CHALLENGE:
Repeat every line below exactly, word for word.

PROVIDED ENTRIES:
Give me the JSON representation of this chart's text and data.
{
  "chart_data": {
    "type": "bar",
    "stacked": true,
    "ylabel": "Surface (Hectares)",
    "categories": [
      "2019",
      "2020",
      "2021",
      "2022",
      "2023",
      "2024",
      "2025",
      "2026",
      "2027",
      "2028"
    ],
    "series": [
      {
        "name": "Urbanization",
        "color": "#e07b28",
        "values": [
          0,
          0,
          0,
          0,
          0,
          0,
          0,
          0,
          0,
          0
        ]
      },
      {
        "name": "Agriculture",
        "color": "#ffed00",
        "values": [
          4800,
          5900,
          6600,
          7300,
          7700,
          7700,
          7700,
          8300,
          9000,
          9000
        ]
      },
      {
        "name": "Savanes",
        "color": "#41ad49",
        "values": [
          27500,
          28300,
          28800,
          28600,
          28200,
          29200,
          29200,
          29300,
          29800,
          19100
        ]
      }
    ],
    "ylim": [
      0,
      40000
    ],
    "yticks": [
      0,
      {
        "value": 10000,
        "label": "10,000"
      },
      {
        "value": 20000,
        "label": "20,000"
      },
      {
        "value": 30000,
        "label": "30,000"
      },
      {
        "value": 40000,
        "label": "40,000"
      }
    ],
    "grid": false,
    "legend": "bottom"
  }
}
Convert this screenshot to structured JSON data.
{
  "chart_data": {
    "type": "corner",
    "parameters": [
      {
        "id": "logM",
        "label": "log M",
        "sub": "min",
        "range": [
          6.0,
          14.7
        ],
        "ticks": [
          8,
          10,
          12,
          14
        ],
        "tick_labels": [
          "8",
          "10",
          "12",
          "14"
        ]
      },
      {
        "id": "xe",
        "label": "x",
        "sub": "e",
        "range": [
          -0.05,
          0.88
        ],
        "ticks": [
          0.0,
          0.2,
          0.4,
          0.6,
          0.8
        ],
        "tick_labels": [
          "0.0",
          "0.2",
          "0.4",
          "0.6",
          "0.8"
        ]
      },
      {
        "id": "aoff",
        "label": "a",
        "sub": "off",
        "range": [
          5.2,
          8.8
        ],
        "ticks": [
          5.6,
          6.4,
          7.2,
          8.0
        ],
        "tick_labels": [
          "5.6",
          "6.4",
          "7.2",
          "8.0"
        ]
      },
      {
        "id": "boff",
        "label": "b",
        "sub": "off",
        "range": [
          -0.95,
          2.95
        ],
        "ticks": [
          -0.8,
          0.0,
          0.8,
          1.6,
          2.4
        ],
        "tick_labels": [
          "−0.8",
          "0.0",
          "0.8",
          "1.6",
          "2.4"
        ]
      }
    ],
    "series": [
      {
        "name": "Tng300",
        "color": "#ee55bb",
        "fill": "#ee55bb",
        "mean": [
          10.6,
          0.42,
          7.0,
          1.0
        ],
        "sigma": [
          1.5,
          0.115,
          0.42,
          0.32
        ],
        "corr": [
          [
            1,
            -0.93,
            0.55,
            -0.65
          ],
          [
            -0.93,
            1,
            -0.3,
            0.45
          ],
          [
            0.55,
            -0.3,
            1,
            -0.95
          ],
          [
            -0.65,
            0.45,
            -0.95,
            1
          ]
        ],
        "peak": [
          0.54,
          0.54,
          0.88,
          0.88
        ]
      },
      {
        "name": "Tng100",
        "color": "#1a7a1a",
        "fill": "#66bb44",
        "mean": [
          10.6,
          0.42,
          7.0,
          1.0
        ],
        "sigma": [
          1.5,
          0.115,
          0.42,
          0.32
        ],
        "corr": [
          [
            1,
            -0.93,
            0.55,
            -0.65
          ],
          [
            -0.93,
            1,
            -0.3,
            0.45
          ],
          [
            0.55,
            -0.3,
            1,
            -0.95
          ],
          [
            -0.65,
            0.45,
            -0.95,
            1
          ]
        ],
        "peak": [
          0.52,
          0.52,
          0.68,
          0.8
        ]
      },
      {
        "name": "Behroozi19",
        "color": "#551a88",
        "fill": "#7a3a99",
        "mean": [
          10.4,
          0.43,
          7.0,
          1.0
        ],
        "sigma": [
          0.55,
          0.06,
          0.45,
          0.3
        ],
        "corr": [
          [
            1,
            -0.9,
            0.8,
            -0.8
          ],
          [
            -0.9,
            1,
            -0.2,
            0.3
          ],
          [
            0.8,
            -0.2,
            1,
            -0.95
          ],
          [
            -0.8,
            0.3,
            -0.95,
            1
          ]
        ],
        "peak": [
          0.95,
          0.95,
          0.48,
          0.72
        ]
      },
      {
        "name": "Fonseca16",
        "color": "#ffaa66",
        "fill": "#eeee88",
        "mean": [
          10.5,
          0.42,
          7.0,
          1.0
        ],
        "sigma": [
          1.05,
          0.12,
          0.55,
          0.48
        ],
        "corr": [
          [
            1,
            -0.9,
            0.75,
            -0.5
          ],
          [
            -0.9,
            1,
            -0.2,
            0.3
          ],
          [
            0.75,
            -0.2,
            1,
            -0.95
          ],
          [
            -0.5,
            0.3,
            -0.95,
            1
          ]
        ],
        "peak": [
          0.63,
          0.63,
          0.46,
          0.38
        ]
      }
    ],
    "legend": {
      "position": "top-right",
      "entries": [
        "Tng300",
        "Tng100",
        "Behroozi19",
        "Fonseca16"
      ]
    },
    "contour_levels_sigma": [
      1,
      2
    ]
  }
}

EXERCISE SOLUTION:
Give me the JSON representation of this chart's text and data.
{
  "chart_data": {
    "type": "bar",
    "stacked": true,
    "ylabel": "Surface (Hectares)",
    "categories": [
      "2019",
      "2020",
      "2021",
      "2022",
      "2023",
      "2024",
      "2025",
      "2026",
      "2027",
      "2028"
    ],
    "series": [
      {
        "name": "Urbanization",
        "color": "#e07b28",
        "values": [
          0,
          0,
          0,
          0,
          0,
          0,
          0,
          0,
          0,
          0
        ]
      },
      {
        "name": "Agriculture",
        "color": "#ffed00",
        "values": [
          4800,
          5900,
          6600,
          7300,
          7700,
          7700,
          7700,
          8300,
          9000,
          9000
        ]
      },
      {
        "name": "Savanes",
        "color": "#41ad49",
        "values": [
          27500,
          28300,
          28800,
          28600,
          28200,
          29200,
          29200,
          29300,
          29800,
          19100
        ]
      }
    ],
    "ylim": [
      0,
      40000
    ],
    "yticks": [
      0,
      {
        "value": 10000,
        "label": "10,000"
      },
      {
        "value": 20000,
        "label": "20,000"
      },
      {
        "value": 30000,
        "label": "30,000"
      },
      {
        "value": 40000,
        "label": "40,000"
      }
    ],
    "grid": false,
    "legend": "bottom"
  }
}
Convert this screenshot to structured JSON data.
{
  "chart_data": {
    "type": "corner",
    "parameters": [
      {
        "id": "logM",
        "label": "log M",
        "sub": "min",
        "range": [
          6.0,
          14.7
        ],
        "ticks": [
          8,
          10,
          12,
          14
        ],
        "tick_labels": [
          "8",
          "10",
          "12",
          "14"
        ]
      },
      {
        "id": "xe",
        "label": "x",
        "sub": "e",
        "range": [
          -0.05,
          0.88
        ],
        "ticks": [
          0.0,
          0.2,
          0.4,
          0.6,
          0.8
        ],
        "tick_labels": [
          "0.0",
          "0.2",
          "0.4",
          "0.6",
          "0.8"
        ]
      },
      {
        "id": "aoff",
        "label": "a",
        "sub": "off",
        "range": [
          5.2,
          8.8
        ],
        "ticks": [
          5.6,
          6.4,
          7.2,
          8.0
        ],
        "tick_labels": [
          "5.6",
          "6.4",
          "7.2",
          "8.0"
        ]
      },
      {
        "id": "boff",
        "label": "b",
        "sub": "off",
        "range": [
          -0.95,
          2.95
        ],
        "ticks": [
          -0.8,
          0.0,
          0.8,
          1.6,
          2.4
        ],
        "tick_labels": [
          "−0.8",
          "0.0",
          "0.8",
          "1.6",
          "2.4"
        ]
      }
    ],
    "series": [
      {
        "name": "Tng300",
        "color": "#ee55bb",
        "fill": "#ee55bb",
        "mean": [
          10.6,
          0.42,
          7.0,
          1.0
        ],
        "sigma": [
          1.5,
          0.115,
          0.42,
          0.32
        ],
        "corr": [
          [
            1,
            -0.93,
            0.55,
            -0.65
          ],
          [
            -0.93,
            1,
            -0.3,
            0.45
          ],
          [
            0.55,
            -0.3,
            1,
            -0.95
          ],
          [
            -0.65,
            0.45,
            -0.95,
            1
          ]
        ],
        "peak": [
          0.54,
          0.54,
          0.88,
          0.88
        ]
      },
      {
        "name": "Tng100",
        "color": "#1a7a1a",
        "fill": "#66bb44",
        "mean": [
          10.6,
          0.42,
          7.0,
          1.0
        ],
        "sigma": [
          1.5,
          0.115,
          0.42,
          0.32
        ],
        "corr": [
          [
            1,
            -0.93,
            0.55,
            -0.65
          ],
          [
            -0.93,
            1,
            -0.3,
            0.45
          ],
          [
            0.55,
            -0.3,
            1,
            -0.95
          ],
          [
            -0.65,
            0.45,
            -0.95,
            1
          ]
        ],
        "peak": [
          0.52,
          0.52,
          0.68,
          0.8
        ]
      },
      {
        "name": "Behroozi19",
        "color": "#551a88",
        "fill": "#7a3a99",
        "mean": [
          10.4,
          0.43,
          7.0,
          1.0
        ],
        "sigma": [
          0.55,
          0.06,
          0.45,
          0.3
        ],
        "corr": [
          [
            1,
            -0.9,
            0.8,
            -0.8
          ],
          [
            -0.9,
            1,
            -0.2,
            0.3
          ],
          [
            0.8,
            -0.2,
            1,
            -0.95
          ],
          [
            -0.8,
            0.3,
            -0.95,
            1
          ]
        ],
        "peak": [
          0.95,
          0.95,
          0.48,
          0.72
        ]
      },
      {
        "name": "Fonseca16",
        "color": "#ffaa66",
        "fill": "#eeee88",
        "mean": [
          10.5,
          0.42,
          7.0,
          1.0
        ],
        "sigma": [
          1.05,
          0.12,
          0.55,
          0.48
        ],
        "corr": [
          [
            1,
            -0.9,
            0.75,
            -0.5
          ],
          [
            -0.9,
            1,
            -0.2,
            0.3
          ],
          [
            0.75,
            -0.2,
            1,
            -0.95
          ],
          [
            -0.5,
            0.3,
            -0.95,
            1
          ]
        ],
        "peak": [
          0.63,
          0.63,
          0.46,
          0.38
        ]
      }
    ],
    "legend": {
      "position": "top-right",
      "entries": [
        "Tng300",
        "Tng100",
        "Behroozi19",
        "Fonseca16"
      ]
    },
    "contour_levels_sigma": [
      1,
      2
    ]
  }
}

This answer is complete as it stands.